▶ _WRITTEN INSTRUCTION_:
From the entries below, gather each line containing the word "this".

▶ _PROVIDED MATERIAL_:
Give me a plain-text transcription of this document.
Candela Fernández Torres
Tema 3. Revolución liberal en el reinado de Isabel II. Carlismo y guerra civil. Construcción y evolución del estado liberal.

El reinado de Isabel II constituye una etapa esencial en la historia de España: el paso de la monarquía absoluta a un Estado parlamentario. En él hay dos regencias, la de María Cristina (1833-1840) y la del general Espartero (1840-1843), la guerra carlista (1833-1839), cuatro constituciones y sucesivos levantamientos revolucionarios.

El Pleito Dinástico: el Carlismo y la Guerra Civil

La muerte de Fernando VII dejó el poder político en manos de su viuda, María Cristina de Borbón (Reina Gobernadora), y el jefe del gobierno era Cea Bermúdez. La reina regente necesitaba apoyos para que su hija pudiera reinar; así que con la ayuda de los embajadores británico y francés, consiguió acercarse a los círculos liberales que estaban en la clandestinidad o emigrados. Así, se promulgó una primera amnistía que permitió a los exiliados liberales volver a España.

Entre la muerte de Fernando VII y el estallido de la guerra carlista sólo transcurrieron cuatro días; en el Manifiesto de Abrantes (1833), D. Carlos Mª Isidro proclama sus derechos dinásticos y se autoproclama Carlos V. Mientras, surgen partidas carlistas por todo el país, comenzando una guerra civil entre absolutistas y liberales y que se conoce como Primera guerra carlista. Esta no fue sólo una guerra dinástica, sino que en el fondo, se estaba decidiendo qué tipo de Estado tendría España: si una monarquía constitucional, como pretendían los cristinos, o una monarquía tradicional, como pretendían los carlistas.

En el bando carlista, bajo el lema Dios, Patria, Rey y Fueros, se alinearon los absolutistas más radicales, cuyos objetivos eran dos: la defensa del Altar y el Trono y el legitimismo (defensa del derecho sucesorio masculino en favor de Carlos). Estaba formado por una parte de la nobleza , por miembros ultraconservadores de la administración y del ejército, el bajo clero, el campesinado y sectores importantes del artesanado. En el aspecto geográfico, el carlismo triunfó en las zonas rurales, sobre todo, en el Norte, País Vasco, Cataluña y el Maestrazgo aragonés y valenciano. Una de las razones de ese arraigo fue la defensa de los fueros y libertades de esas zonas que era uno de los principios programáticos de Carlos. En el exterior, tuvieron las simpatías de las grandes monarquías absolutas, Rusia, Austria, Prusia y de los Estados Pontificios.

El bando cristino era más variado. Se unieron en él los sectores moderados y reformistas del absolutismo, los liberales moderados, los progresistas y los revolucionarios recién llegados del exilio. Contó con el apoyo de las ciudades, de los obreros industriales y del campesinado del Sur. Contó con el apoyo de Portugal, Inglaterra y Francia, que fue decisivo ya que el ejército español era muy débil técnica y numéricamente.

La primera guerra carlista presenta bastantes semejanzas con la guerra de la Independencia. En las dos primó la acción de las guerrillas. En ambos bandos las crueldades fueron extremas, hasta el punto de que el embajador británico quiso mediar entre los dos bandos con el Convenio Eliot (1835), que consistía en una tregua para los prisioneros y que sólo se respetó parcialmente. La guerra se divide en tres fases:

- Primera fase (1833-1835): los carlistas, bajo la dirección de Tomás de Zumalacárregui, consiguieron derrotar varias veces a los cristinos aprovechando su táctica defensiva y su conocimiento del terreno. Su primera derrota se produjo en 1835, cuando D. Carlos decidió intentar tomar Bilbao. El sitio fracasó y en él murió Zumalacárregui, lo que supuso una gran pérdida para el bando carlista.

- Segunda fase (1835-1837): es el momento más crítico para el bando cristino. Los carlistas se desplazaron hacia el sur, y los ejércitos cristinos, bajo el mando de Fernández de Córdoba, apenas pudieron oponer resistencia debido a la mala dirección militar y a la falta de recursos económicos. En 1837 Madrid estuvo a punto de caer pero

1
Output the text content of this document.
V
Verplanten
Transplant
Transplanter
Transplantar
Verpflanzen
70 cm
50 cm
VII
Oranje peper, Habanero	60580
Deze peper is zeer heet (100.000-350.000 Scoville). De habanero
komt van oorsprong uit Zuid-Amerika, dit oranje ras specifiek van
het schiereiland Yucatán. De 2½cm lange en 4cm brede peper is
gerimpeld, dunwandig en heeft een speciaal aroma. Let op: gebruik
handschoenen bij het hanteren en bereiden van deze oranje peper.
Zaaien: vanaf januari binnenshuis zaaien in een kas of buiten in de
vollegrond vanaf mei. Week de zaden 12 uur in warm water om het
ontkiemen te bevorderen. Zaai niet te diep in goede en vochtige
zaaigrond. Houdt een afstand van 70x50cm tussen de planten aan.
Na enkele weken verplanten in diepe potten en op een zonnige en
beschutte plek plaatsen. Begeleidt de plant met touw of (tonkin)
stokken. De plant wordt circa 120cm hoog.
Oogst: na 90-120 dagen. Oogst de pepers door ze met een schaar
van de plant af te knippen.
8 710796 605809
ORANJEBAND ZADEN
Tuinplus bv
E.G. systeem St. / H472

▶ _RESPONSE_:
Give me a plain-text transcription of this document.
Output the text content of this document.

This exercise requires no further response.